---------- Source passage

Put subroutine into the library

Subroutine is an essential concept in programming. Advantages of using subroutines are quite clear - instead of doing a repetitive work, we define chunk of code once and “jump” to it any time we need it. It is a part of DRY principle (do not repeat yourself), which allows to keep our code compact and maintainable. It allows us to keep memory footprint of our code at reasonable level. With possibility of passing execution arguments as well as result, subroutines become fully blown procedures and functions as known from high level languages.

How does MOS 6502 support subroutines? We essentially need two instructions: “Jump to SubRoutine” that does typical long jump to given memory address and “ReTurn from Subroutine” that returns to the address pointing to the next instruction after “jump”. These instructions are named JSR and RTS, respectively. JSR does actually more than simple JMP - it pushes return address to the stack (MOS 6502 uses memory page 1 for stack: addresses from $100 to $1FF). RTS pulls return address from stack and stores it as program counter (PC).

For all of you my readers who like to be very accurate, the address stored by JSR is decremented by 1, RTS does increment it back by 1. I don’t even want to know why, I bet somebody wanted to make some savings on transistor count, it’s just my quess…

Communicating with subroutines - parameters

In 6502 machine code there are at least three commonly used methods for passing parameters to the subroutine:

  1. Using processor registers.

--------------------
---------- Record list

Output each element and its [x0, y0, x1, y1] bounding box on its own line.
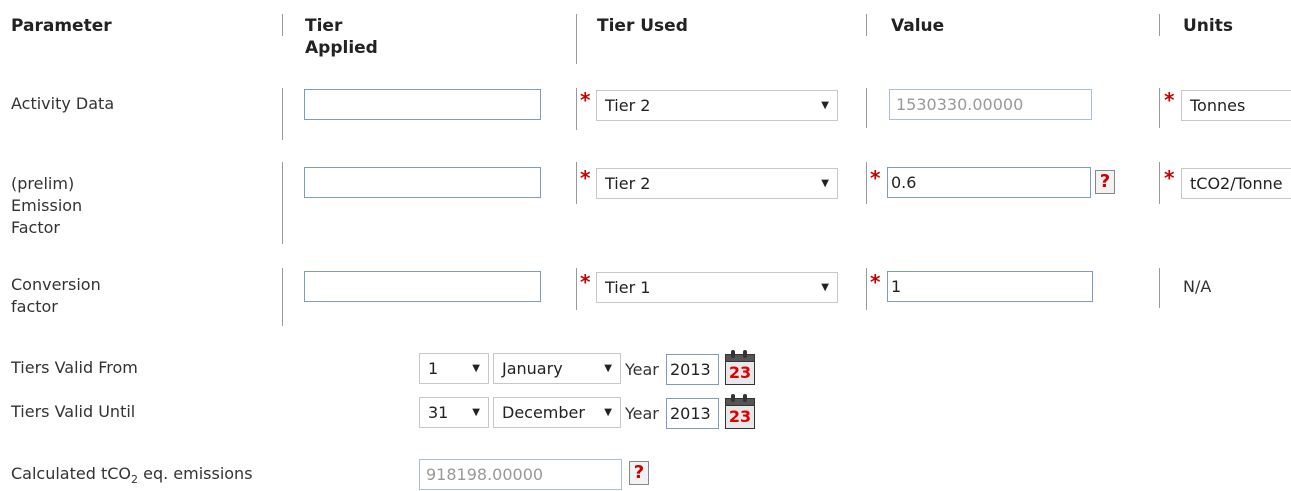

--------------------
---------- Record list

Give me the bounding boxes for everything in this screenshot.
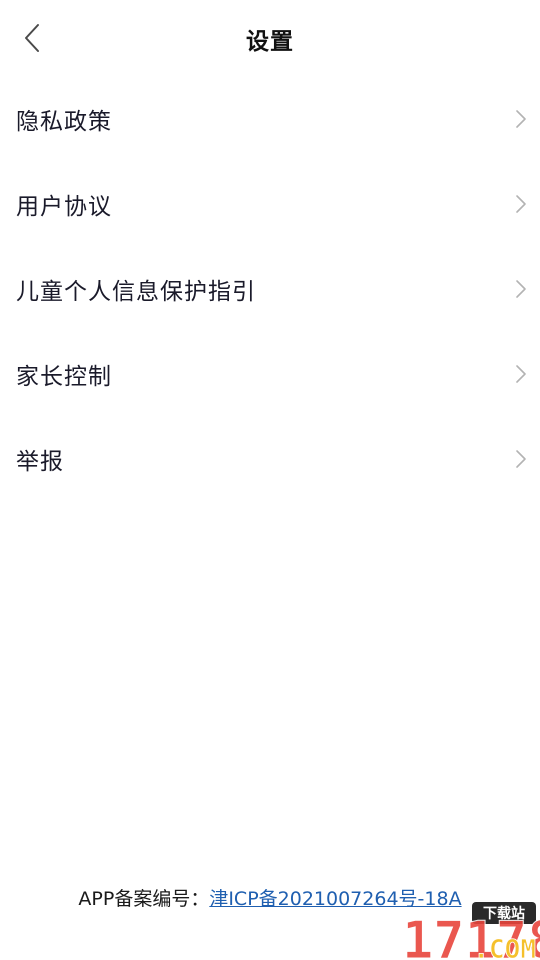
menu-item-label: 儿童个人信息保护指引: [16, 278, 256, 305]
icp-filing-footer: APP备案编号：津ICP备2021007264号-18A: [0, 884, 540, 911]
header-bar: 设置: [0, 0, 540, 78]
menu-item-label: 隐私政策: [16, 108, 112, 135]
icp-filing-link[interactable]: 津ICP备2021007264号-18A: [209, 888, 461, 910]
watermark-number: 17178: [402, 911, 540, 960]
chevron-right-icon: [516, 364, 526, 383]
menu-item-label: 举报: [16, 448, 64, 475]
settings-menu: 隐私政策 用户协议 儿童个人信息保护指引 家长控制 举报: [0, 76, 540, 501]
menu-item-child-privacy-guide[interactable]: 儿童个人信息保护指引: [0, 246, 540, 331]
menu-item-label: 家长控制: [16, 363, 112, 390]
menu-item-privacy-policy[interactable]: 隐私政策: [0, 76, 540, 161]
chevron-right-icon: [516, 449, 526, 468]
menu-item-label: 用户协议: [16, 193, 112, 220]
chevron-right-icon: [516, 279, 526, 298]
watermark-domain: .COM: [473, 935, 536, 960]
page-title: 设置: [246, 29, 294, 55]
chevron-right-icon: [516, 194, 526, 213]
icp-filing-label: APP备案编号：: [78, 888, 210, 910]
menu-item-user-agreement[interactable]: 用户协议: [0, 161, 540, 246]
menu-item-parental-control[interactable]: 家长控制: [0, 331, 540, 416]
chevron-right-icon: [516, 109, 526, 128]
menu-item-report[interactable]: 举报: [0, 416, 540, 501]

--------------------

What is asked:
Answer these from the text on 6502 subroutines above:
1. Which principle does the text say subroutines are part of?
2. Which memory page does the MOS 6502 use for its stack, and what address range does it cover?
3. What is done to the return address stored by JSR, and what does RTS do with it?

Task solution:
1. The DRY principle (do not repeat yourself).
2. Memory page 1, addresses $100 to $1FF.
3. JSR stores the address decremented by 1, and RTS increments it back by 1.